Lines containing the word "through" need to be counted. Please reply with how many there are, and nothing else.

━━ EXERCISE MATERIALS

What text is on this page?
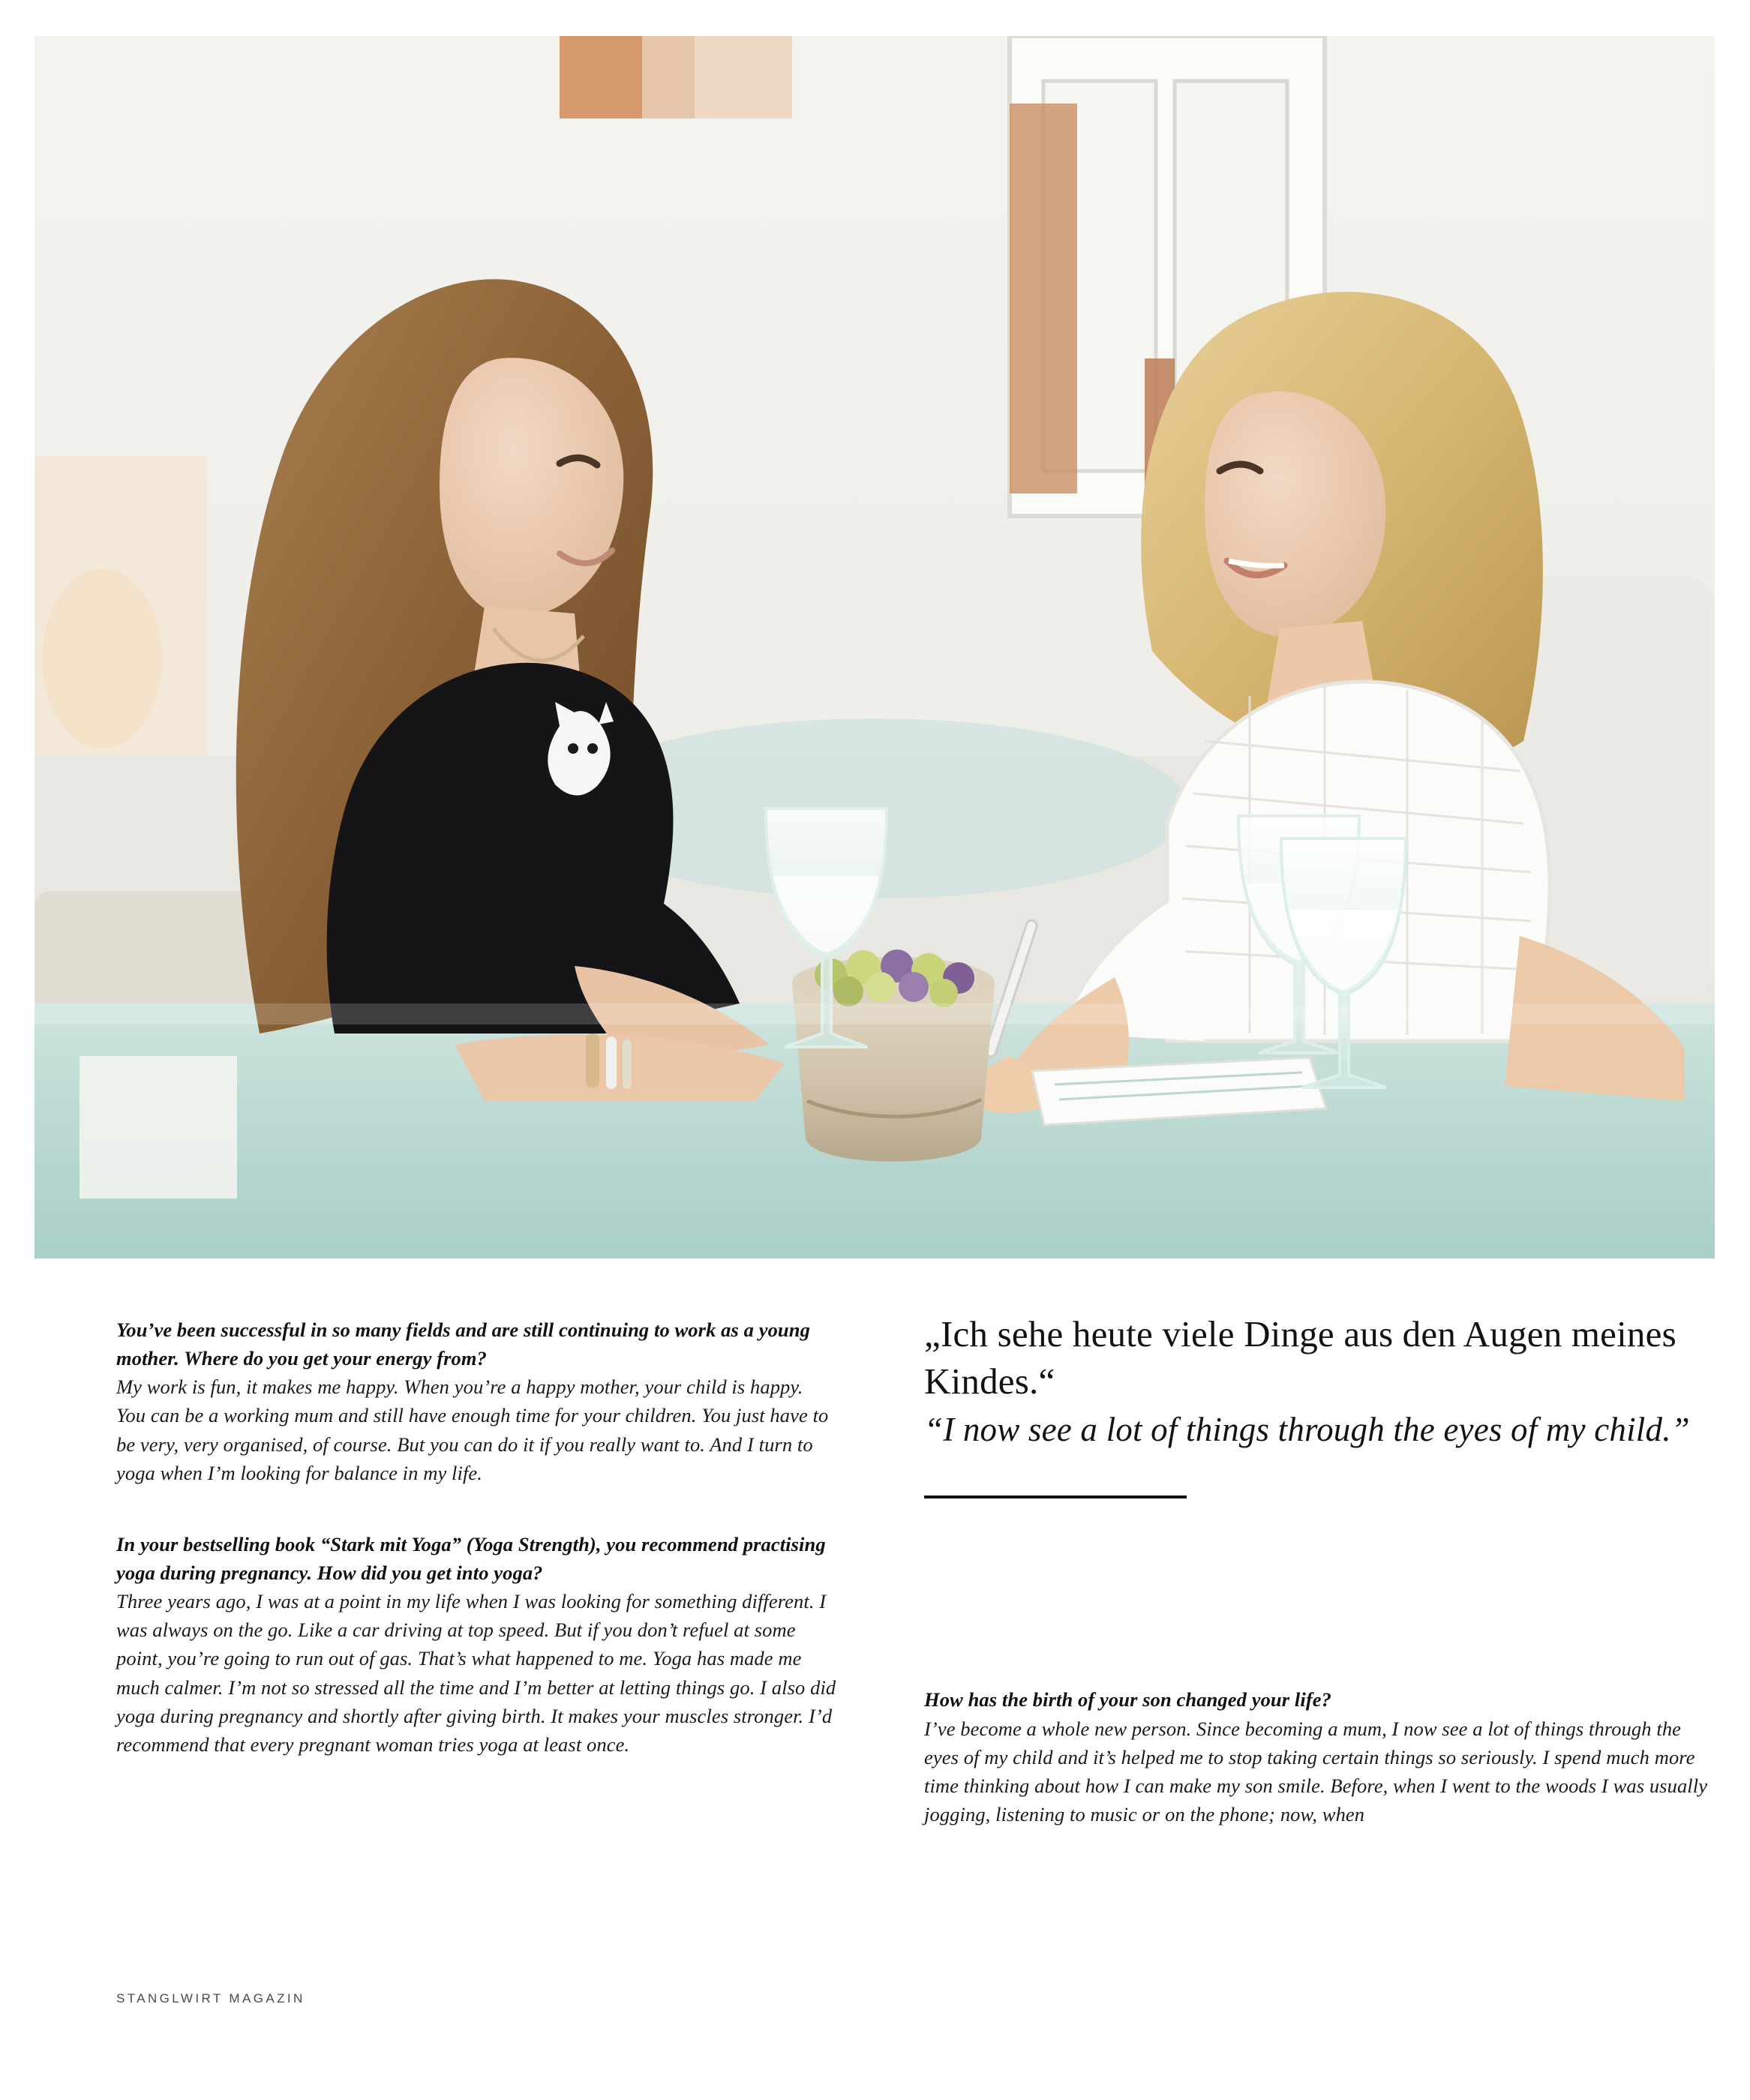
You’ve been successful in so many fields and are still continuing to work as a young mother. Where do you get your energy from?
My work is fun, it makes me happy. When you’re a happy mother, your child is happy. You can be a working mum and still have enough time for your children. You just have to be very, very organised, of course. But you can do it if you really want to. And I turn to yoga when I’m looking for balance in my life.
In your bestselling book “Stark mit Yoga” (Yoga Strength), you recommend practising yoga during pregnancy. How did you get into yoga?
Three years ago, I was at a point in my life when I was looking for something different. I was always on the go. Like a car driving at top speed. But if you don’t refuel at some point, you’re going to run out of gas. That’s what happened to me. Yoga has made me much calmer. I’m not so stressed all the time and I’m better at letting things go. I also did yoga during pregnancy and shortly after giving birth. It makes your muscles stronger. I’d recommend that every pregnant woman tries yoga at least once.
„Ich sehe heute viele Dinge aus den Augen meines Kindes.“
“I now see a lot of things through the eyes of my child.”
How has the birth of your son changed your life?
I’ve become a whole new person. Since becoming a mum, I now see a lot of things through the eyes of my child and it’s helped me to stop taking certain things so seriously. I spend much more time thinking about how I can make my son smile. Before, when I went to the woods I was usually jogging, listening to music or on the phone; now, when
STANGLWIRT MAGAZIN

━━━━

**FINISHED EXERCISE:** 2